Figure record extracts
──────────────────────────────

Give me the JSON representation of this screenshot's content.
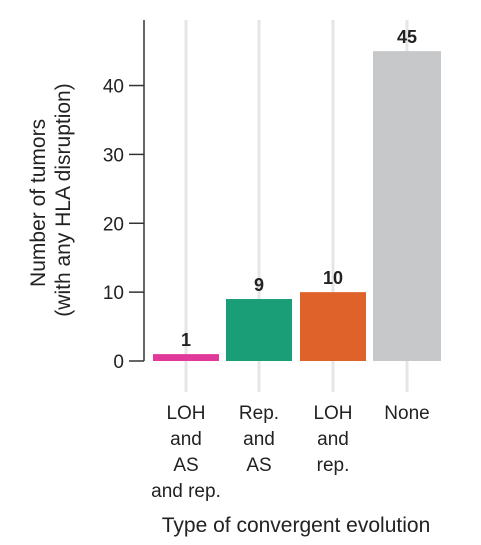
{
  "chart_data": {
    "type": "bar",
    "title": "",
    "xlabel": "Type of convergent evolution",
    "ylabel": [
      "Number of tumors",
      "(with any HLA disruption)"
    ],
    "ylim": [
      0,
      47
    ],
    "yticks": [
      0,
      10,
      20,
      30,
      40
    ],
    "grid": false,
    "legend": "none",
    "categories": [
      [
        "LOH",
        "and",
        "AS",
        "and rep."
      ],
      [
        "Rep.",
        "and",
        "AS"
      ],
      [
        "LOH",
        "and",
        "rep."
      ],
      [
        "None"
      ]
    ],
    "values": [
      1,
      9,
      10,
      45
    ],
    "data_labels": [
      "1",
      "9",
      "10",
      "45"
    ],
    "colors": [
      "#e0399a",
      "#1a9e77",
      "#e0622b",
      "#c7c8ca"
    ],
    "axis_color": "#333333"
  }
}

──────────────────────────────

An exact repeat of all the data is required, pictures excluded.

Give me the JSON representation of this screenshot's content.
{
  "chart_data": {
    "type": "bar",
    "title": "",
    "xlabel": "Type of convergent evolution",
    "ylabel": [
      "Number of tumors",
      "(with any HLA disruption)"
    ],
    "ylim": [
      0,
      47
    ],
    "yticks": [
      0,
      10,
      20,
      30,
      40
    ],
    "grid": false,
    "legend": "none",
    "categories": [
      [
        "LOH",
        "and",
        "AS",
        "and rep."
      ],
      [
        "Rep.",
        "and",
        "AS"
      ],
      [
        "LOH",
        "and",
        "rep."
      ],
      [
        "None"
      ]
    ],
    "values": [
      1,
      9,
      10,
      45
    ],
    "data_labels": [
      "1",
      "9",
      "10",
      "45"
    ],
    "colors": [
      "#e0399a",
      "#1a9e77",
      "#e0622b",
      "#c7c8ca"
    ],
    "axis_color": "#333333"
  }
}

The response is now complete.